## Given instruction
In your copy, leave out the pictures; write out all the data exactly.

(Dataset items)

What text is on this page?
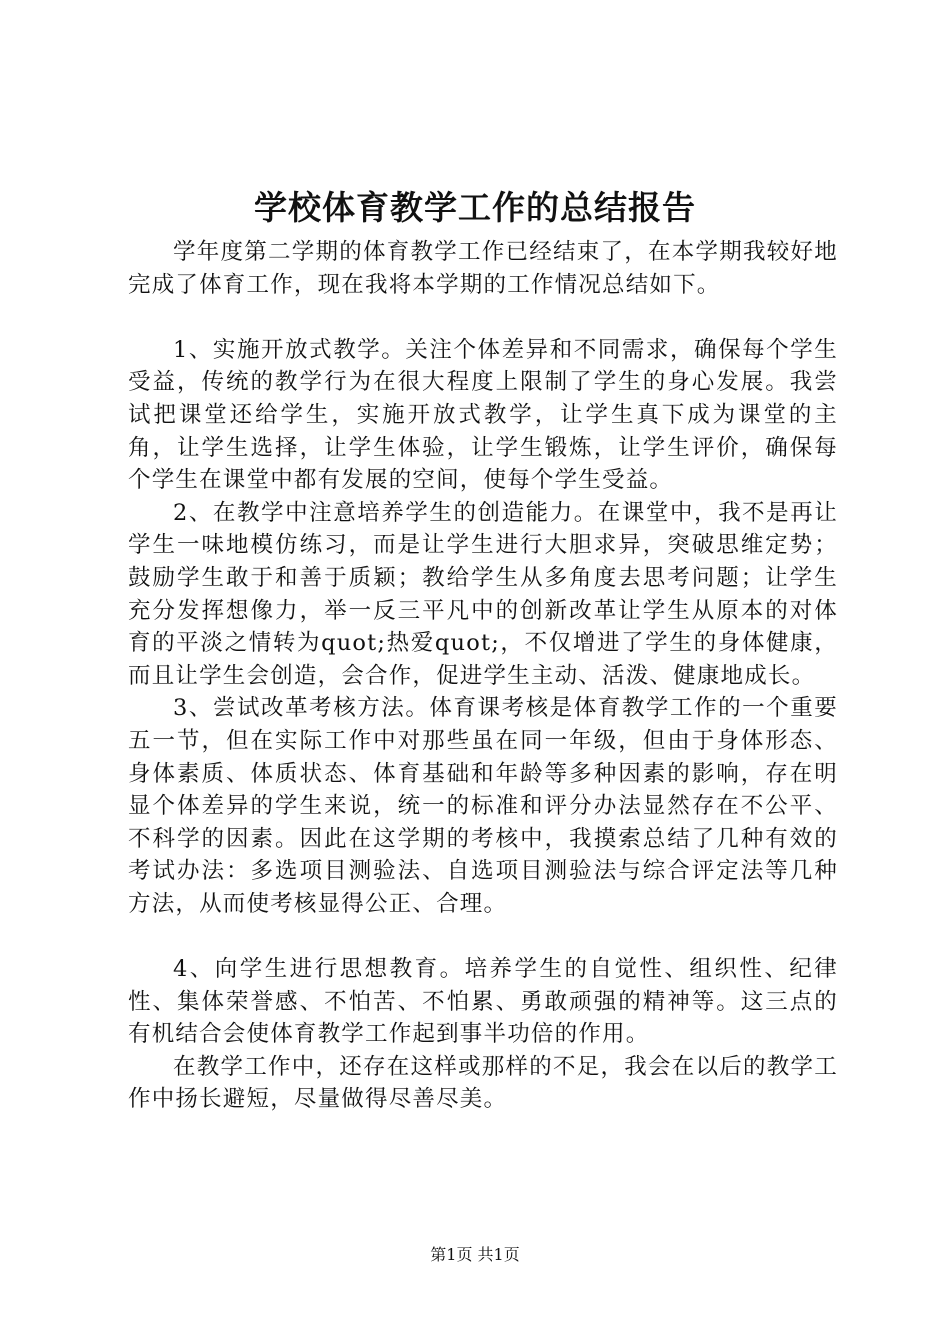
学校体育教学工作的总结报告

学年度第二学期的体育教学工作已经结束了，在本学期我较好地完成了体育工作，现在我将本学期的工作情况总结如下。

1、实施开放式教学。关注个体差异和不同需求，确保每个学生受益，传统的教学行为在很大程度上限制了学生的身心发展。我尝试把课堂还给学生，实施开放式教学，让学生真下成为课堂的主角，让学生选择，让学生体验，让学生锻炼，让学生评价，确保每个学生在课堂中都有发展的空间，使每个学生受益。

2、在教学中注意培养学生的创造能力。在课堂中，我不是再让学生一味地模仿练习，而是让学生进行大胆求异，突破思维定势；鼓励学生敢于和善于质颖；教给学生从多角度去思考问题；让学生充分发挥想像力，举一反三平凡中的创新改革让学生从原本的对体育的平淡之情转为quot;热爱quot;，不仅增进了学生的身体健康，而且让学生会创造，会合作，促进学生主动、活泼、健康地成长。

3、尝试改革考核方法。体育课考核是体育教学工作的一个重要五一节，但在实际工作中对那些虽在同一年级，但由于身体形态、身体素质、体质状态、体育基础和年龄等多种因素的影响，存在明显个体差异的学生来说，统一的标准和评分办法显然存在不公平、不科学的因素。因此在这学期的考核中，我摸索总结了几种有效的考试办法：多选项目测验法、自选项目测验法与综合评定法等几种方法，从而使考核显得公正、合理。

4、向学生进行思想教育。培养学生的自觉性、组织性、纪律性、集体荣誉感、不怕苦、不怕累、勇敢顽强的精神等。这三点的有机结合会使体育教学工作起到事半功倍的作用。

在教学工作中，还存在这样或那样的不足，我会在以后的教学工作中扬长避短，尽量做得尽善尽美。

第1页 共1页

## Reply
What text is on this page?
学校体育教学工作的总结报告

学年度第二学期的体育教学工作已经结束了，在本学期我较好地完成了体育工作，现在我将本学期的工作情况总结如下。

1、实施开放式教学。关注个体差异和不同需求，确保每个学生受益，传统的教学行为在很大程度上限制了学生的身心发展。我尝试把课堂还给学生，实施开放式教学，让学生真下成为课堂的主角，让学生选择，让学生体验，让学生锻炼，让学生评价，确保每个学生在课堂中都有发展的空间，使每个学生受益。

2、在教学中注意培养学生的创造能力。在课堂中，我不是再让学生一味地模仿练习，而是让学生进行大胆求异，突破思维定势；鼓励学生敢于和善于质颖；教给学生从多角度去思考问题；让学生充分发挥想像力，举一反三平凡中的创新改革让学生从原本的对体育的平淡之情转为quot;热爱quot;，不仅增进了学生的身体健康，而且让学生会创造，会合作，促进学生主动、活泼、健康地成长。

3、尝试改革考核方法。体育课考核是体育教学工作的一个重要五一节，但在实际工作中对那些虽在同一年级，但由于身体形态、身体素质、体质状态、体育基础和年龄等多种因素的影响，存在明显个体差异的学生来说，统一的标准和评分办法显然存在不公平、不科学的因素。因此在这学期的考核中，我摸索总结了几种有效的考试办法：多选项目测验法、自选项目测验法与综合评定法等几种方法，从而使考核显得公正、合理。

4、向学生进行思想教育。培养学生的自觉性、组织性、纪律性、集体荣誉感、不怕苦、不怕累、勇敢顽强的精神等。这三点的有机结合会使体育教学工作起到事半功倍的作用。

在教学工作中，还存在这样或那样的不足，我会在以后的教学工作中扬长避短，尽量做得尽善尽美。

第1页 共1页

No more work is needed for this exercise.